Repeat the lines below verbatim, from the line that contains "Bar [270,166,288,182]" through the line that contains "Bar [67,75,87,97]", including both of those lines.
---------------
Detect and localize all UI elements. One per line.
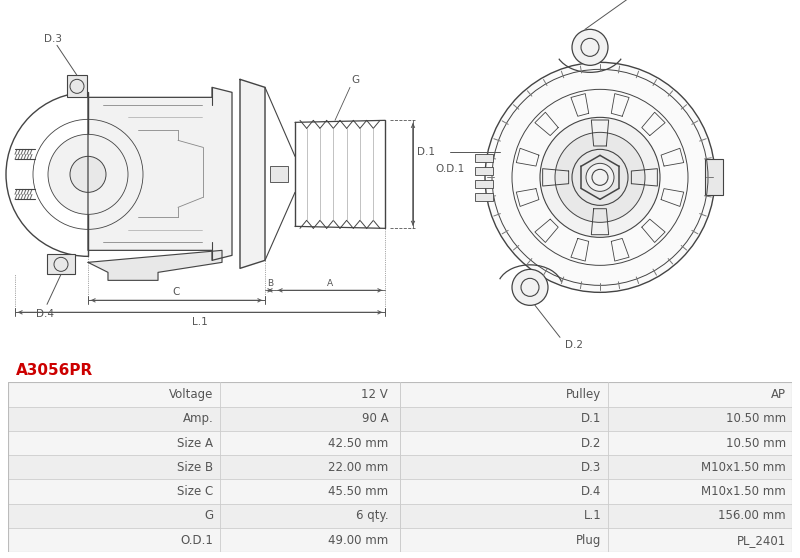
Bar [270,166,288,182]
Text: Plug: Plug [576,534,602,547]
Text: D.2: D.2 [565,340,583,350]
Polygon shape [571,94,589,116]
Bar [400,528,792,552]
Text: D.1: D.1 [581,412,602,425]
Polygon shape [88,251,222,280]
Bar [47,254,75,275]
Text: A: A [327,279,333,288]
Text: 156.00 mm: 156.00 mm [718,509,786,522]
Bar [400,455,792,479]
Text: O.D.1: O.D.1 [181,534,214,547]
Polygon shape [642,219,665,243]
Text: 49.00 mm: 49.00 mm [328,534,388,547]
Text: D.2: D.2 [581,436,602,450]
Bar [8,407,400,431]
Text: C: C [173,287,180,297]
Bar [8,479,400,504]
Text: 12 V: 12 V [362,388,388,401]
Circle shape [555,132,645,222]
Text: L.1: L.1 [192,318,208,328]
Bar [475,167,493,175]
Polygon shape [591,120,609,146]
Polygon shape [88,88,232,261]
Text: 42.50 mm: 42.50 mm [328,436,388,450]
Text: G: G [204,509,214,522]
Text: Pulley: Pulley [566,388,602,401]
Text: G: G [351,75,359,85]
Polygon shape [661,148,684,166]
Text: D.4: D.4 [581,485,602,498]
Text: Size C: Size C [177,485,214,498]
Text: 10.50 mm: 10.50 mm [726,436,786,450]
Bar [8,382,400,407]
Text: 6 qty.: 6 qty. [356,509,388,522]
Text: L.1: L.1 [584,509,602,522]
Text: PL_2401: PL_2401 [737,534,786,547]
Bar [400,504,792,528]
Bar [475,155,493,162]
Text: AP: AP [770,388,786,401]
Circle shape [572,150,628,205]
Bar [400,431,792,455]
Bar [8,528,400,552]
Polygon shape [240,79,265,268]
Text: D.3: D.3 [582,461,602,474]
Polygon shape [542,169,569,186]
Text: Size A: Size A [178,436,214,450]
Text: 90 A: 90 A [362,412,388,425]
Polygon shape [661,189,684,206]
Bar [705,160,723,195]
Polygon shape [591,209,609,235]
Circle shape [485,62,715,292]
Polygon shape [611,94,629,116]
Text: 22.00 mm: 22.00 mm [328,461,388,474]
Polygon shape [516,189,539,206]
Bar [8,455,400,479]
Text: D.3: D.3 [44,35,62,44]
Bar [8,431,400,455]
Text: 10.50 mm: 10.50 mm [726,412,786,425]
Polygon shape [611,238,629,261]
Text: D.4: D.4 [36,309,54,319]
Polygon shape [535,112,558,136]
Bar [67,75,87,97]
Text: Size B: Size B [178,461,214,474]
Text: Voltage: Voltage [169,388,214,401]
Circle shape [70,156,106,193]
Text: O.D.1: O.D.1 [435,165,464,174]
Polygon shape [535,219,558,243]
Bar [400,479,792,504]
Bar [400,407,792,431]
Polygon shape [642,112,665,136]
Text: A3056PR: A3056PR [16,363,93,378]
Text: D.1: D.1 [417,147,435,157]
Text: M10x1.50 mm: M10x1.50 mm [701,485,786,498]
Polygon shape [516,148,539,166]
Bar [475,180,493,189]
Circle shape [572,30,608,65]
Polygon shape [571,238,589,261]
Text: Amp.: Amp. [182,412,214,425]
Text: M10x1.50 mm: M10x1.50 mm [701,461,786,474]
Bar [400,382,792,407]
Circle shape [540,117,660,237]
Text: 45.50 mm: 45.50 mm [328,485,388,498]
Bar [475,194,493,201]
Text: B: B [267,279,273,288]
Circle shape [512,270,548,305]
Circle shape [586,163,614,191]
Polygon shape [631,169,658,186]
Bar [8,504,400,528]
Circle shape [48,134,128,214]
---------------
● Complete output:
Bar [270,166,288,182]
Text: Plug: Plug [576,534,602,547]
Text: D.2: D.2 [565,340,583,350]
Polygon shape [571,94,589,116]
Bar [400,528,792,552]
Text: D.1: D.1 [581,412,602,425]
Polygon shape [88,251,222,280]
Bar [47,254,75,275]
Text: A: A [327,279,333,288]
Text: 156.00 mm: 156.00 mm [718,509,786,522]
Bar [400,455,792,479]
Text: O.D.1: O.D.1 [181,534,214,547]
Polygon shape [642,219,665,243]
Text: 49.00 mm: 49.00 mm [328,534,388,547]
Text: D.2: D.2 [581,436,602,450]
Bar [8,407,400,431]
Text: C: C [173,287,180,297]
Bar [8,479,400,504]
Text: 12 V: 12 V [362,388,388,401]
Circle shape [555,132,645,222]
Text: L.1: L.1 [192,318,208,328]
Bar [475,167,493,175]
Polygon shape [591,120,609,146]
Polygon shape [88,88,232,261]
Text: 42.50 mm: 42.50 mm [328,436,388,450]
Text: G: G [204,509,214,522]
Text: Pulley: Pulley [566,388,602,401]
Text: G: G [351,75,359,85]
Polygon shape [661,148,684,166]
Text: D.4: D.4 [581,485,602,498]
Text: Size C: Size C [177,485,214,498]
Text: 10.50 mm: 10.50 mm [726,436,786,450]
Bar [8,382,400,407]
Text: 6 qty.: 6 qty. [356,509,388,522]
Text: L.1: L.1 [584,509,602,522]
Text: PL_2401: PL_2401 [737,534,786,547]
Bar [400,504,792,528]
Bar [475,155,493,162]
Text: AP: AP [770,388,786,401]
Circle shape [572,150,628,205]
Bar [400,431,792,455]
Bar [8,528,400,552]
Polygon shape [240,79,265,268]
Text: D.3: D.3 [582,461,602,474]
Polygon shape [542,169,569,186]
Text: Size A: Size A [178,436,214,450]
Text: 90 A: 90 A [362,412,388,425]
Polygon shape [661,189,684,206]
Bar [705,160,723,195]
Polygon shape [591,209,609,235]
Circle shape [485,62,715,292]
Polygon shape [611,94,629,116]
Text: 22.00 mm: 22.00 mm [328,461,388,474]
Polygon shape [516,189,539,206]
Bar [8,455,400,479]
Text: D.3: D.3 [44,35,62,44]
Bar [8,431,400,455]
Text: 10.50 mm: 10.50 mm [726,412,786,425]
Polygon shape [611,238,629,261]
Text: D.4: D.4 [36,309,54,319]
Polygon shape [535,112,558,136]
Bar [67,75,87,97]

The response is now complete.